>> Begin Input data

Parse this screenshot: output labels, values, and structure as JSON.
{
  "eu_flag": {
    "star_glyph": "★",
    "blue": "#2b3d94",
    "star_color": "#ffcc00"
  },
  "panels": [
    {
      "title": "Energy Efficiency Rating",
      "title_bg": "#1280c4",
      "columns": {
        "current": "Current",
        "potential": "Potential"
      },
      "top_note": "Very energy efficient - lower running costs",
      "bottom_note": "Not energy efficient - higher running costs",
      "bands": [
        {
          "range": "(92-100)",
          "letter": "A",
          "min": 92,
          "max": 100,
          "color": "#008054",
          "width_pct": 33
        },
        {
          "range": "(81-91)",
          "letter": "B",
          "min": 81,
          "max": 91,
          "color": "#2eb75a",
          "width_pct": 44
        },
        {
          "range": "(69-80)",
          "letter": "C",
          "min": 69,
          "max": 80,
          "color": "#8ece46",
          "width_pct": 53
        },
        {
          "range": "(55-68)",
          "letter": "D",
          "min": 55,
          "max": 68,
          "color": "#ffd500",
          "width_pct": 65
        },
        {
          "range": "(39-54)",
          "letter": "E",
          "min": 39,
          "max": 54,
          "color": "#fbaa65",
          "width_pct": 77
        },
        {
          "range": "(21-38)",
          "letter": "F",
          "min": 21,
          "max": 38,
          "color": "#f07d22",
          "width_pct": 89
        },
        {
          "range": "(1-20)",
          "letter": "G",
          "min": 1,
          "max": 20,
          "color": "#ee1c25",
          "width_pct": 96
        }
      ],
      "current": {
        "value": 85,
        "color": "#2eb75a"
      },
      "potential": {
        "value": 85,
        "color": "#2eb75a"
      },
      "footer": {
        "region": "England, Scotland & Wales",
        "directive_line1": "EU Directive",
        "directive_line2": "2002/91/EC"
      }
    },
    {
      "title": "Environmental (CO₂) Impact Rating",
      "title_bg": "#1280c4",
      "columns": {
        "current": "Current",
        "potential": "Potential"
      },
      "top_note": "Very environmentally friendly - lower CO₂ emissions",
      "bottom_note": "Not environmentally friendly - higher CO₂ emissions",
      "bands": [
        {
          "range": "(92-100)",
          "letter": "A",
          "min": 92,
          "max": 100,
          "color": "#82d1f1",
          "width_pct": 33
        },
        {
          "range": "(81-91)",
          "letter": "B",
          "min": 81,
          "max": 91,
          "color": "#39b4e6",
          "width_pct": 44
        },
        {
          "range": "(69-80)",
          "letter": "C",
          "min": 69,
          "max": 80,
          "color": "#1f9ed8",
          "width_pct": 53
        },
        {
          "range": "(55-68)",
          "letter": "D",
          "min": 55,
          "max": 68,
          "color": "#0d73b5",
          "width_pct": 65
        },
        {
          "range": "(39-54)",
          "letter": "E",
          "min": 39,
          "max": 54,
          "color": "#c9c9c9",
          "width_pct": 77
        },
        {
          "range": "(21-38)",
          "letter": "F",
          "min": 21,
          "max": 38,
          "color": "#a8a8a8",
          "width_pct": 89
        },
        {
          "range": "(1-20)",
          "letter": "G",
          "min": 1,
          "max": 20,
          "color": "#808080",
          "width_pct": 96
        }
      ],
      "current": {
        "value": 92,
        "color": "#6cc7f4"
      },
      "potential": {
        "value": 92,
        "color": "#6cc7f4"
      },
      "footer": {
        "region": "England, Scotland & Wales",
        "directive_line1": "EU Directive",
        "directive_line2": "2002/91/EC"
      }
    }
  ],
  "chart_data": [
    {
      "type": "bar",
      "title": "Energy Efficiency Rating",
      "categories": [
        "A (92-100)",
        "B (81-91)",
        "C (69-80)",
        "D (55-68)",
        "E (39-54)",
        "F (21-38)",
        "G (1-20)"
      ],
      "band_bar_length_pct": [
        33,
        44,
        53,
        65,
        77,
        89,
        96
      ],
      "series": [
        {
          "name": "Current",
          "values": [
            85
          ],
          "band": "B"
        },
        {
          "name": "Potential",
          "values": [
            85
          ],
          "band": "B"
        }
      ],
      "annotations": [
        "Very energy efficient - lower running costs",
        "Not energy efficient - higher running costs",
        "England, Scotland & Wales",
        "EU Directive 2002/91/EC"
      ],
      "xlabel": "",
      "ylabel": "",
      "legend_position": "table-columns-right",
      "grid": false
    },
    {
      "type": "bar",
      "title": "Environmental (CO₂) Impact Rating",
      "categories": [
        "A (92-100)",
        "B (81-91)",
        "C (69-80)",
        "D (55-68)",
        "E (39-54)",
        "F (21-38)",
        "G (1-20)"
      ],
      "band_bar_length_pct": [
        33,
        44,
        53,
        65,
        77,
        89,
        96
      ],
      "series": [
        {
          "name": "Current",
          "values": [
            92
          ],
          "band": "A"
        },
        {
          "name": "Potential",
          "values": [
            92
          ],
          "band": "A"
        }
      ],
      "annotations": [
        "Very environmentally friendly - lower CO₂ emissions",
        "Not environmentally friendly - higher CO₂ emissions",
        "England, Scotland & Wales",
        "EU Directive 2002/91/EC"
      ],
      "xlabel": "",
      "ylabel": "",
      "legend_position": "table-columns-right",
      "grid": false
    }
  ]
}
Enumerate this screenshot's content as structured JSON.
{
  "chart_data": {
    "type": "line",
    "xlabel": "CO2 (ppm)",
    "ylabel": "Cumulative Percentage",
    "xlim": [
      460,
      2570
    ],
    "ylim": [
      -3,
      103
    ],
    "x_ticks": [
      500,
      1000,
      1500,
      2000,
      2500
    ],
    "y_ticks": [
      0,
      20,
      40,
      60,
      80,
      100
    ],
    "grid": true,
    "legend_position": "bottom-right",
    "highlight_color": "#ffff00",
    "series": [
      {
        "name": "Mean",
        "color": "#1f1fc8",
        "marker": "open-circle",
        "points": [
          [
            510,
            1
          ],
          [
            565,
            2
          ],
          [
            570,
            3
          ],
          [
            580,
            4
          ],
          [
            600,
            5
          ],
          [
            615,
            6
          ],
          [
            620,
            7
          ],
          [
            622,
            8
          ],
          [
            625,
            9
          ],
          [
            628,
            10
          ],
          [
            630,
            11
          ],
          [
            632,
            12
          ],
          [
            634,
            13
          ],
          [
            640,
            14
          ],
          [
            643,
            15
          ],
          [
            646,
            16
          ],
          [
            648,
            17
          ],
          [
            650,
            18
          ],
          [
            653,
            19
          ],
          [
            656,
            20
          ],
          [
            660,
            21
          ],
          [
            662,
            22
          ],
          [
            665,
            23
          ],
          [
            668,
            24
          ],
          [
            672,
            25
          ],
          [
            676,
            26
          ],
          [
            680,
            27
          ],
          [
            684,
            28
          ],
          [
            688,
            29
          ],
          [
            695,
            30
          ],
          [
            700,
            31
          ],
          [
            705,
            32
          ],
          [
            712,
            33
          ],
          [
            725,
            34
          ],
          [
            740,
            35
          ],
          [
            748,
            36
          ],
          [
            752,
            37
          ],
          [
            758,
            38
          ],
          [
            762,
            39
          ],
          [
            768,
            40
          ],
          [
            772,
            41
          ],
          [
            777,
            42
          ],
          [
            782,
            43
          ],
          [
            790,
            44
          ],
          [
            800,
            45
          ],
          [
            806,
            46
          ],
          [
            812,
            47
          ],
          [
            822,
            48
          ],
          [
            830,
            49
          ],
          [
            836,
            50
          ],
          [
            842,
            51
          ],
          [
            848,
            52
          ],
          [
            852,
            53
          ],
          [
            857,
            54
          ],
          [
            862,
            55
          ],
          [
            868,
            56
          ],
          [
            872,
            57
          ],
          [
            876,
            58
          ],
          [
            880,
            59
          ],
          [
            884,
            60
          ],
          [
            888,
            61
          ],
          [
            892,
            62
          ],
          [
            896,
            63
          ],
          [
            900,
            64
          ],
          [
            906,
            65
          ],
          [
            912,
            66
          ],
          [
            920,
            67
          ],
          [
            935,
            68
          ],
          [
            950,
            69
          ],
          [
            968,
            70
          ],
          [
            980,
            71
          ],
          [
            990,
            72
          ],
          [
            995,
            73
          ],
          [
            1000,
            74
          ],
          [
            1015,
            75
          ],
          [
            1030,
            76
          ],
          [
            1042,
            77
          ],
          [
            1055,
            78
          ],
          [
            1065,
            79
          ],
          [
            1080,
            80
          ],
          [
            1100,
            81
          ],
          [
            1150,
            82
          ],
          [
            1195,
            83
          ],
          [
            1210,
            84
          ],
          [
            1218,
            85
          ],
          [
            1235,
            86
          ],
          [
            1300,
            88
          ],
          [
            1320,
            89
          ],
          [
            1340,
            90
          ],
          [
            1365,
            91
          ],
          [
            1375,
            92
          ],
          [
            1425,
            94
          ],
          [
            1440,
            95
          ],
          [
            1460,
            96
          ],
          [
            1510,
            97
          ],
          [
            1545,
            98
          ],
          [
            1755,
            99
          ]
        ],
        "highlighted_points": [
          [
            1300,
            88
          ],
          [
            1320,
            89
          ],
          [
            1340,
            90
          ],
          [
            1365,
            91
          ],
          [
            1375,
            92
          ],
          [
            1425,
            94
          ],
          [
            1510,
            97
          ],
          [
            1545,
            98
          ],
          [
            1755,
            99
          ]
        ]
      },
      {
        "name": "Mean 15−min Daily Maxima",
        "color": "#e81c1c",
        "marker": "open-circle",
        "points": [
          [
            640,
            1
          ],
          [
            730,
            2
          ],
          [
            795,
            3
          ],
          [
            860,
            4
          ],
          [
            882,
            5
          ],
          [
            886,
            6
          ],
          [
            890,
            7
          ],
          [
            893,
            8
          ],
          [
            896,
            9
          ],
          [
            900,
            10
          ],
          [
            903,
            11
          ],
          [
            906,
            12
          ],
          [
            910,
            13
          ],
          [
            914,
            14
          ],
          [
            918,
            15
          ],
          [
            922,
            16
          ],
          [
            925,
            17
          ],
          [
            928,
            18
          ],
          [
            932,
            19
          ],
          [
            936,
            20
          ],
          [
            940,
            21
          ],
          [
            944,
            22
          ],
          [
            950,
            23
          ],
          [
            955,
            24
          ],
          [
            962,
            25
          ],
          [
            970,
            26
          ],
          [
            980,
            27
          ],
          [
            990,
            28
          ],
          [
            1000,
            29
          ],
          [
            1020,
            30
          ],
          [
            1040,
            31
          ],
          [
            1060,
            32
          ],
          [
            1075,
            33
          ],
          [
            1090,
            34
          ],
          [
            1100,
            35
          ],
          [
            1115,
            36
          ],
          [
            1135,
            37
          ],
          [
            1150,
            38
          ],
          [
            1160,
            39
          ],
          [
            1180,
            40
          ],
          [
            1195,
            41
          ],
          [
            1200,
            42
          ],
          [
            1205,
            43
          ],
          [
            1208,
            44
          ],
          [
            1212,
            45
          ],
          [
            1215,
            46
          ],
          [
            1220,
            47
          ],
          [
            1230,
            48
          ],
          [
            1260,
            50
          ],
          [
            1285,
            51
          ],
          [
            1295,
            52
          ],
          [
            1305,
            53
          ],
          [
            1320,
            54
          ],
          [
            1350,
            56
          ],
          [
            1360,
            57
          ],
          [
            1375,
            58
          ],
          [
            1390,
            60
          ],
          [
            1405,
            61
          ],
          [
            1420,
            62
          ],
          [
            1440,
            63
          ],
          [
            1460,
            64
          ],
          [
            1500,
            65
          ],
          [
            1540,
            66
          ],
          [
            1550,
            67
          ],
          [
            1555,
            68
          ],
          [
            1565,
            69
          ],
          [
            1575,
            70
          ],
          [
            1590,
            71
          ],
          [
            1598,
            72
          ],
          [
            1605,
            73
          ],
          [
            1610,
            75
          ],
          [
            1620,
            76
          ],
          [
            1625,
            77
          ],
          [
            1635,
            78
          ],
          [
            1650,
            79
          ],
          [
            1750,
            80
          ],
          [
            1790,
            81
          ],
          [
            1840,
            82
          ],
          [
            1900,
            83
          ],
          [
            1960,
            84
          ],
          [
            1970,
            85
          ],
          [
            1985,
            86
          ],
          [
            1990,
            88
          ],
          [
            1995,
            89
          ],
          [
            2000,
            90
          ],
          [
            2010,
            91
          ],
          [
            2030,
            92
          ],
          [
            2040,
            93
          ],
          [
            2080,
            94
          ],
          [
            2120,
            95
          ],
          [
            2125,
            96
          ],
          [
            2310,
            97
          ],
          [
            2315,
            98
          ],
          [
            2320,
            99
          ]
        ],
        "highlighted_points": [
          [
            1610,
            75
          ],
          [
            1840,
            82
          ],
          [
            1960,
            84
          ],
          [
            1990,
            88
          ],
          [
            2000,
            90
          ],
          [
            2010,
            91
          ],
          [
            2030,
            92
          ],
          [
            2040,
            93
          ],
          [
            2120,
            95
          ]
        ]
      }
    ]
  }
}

>> End Input data

* [What the task requires]: Pick out every line with the string "screenshot" and copy it.

* [Written reply]:
Parse this screenshot: output labels, values, and structure as JSON.
Enumerate this screenshot's content as structured JSON.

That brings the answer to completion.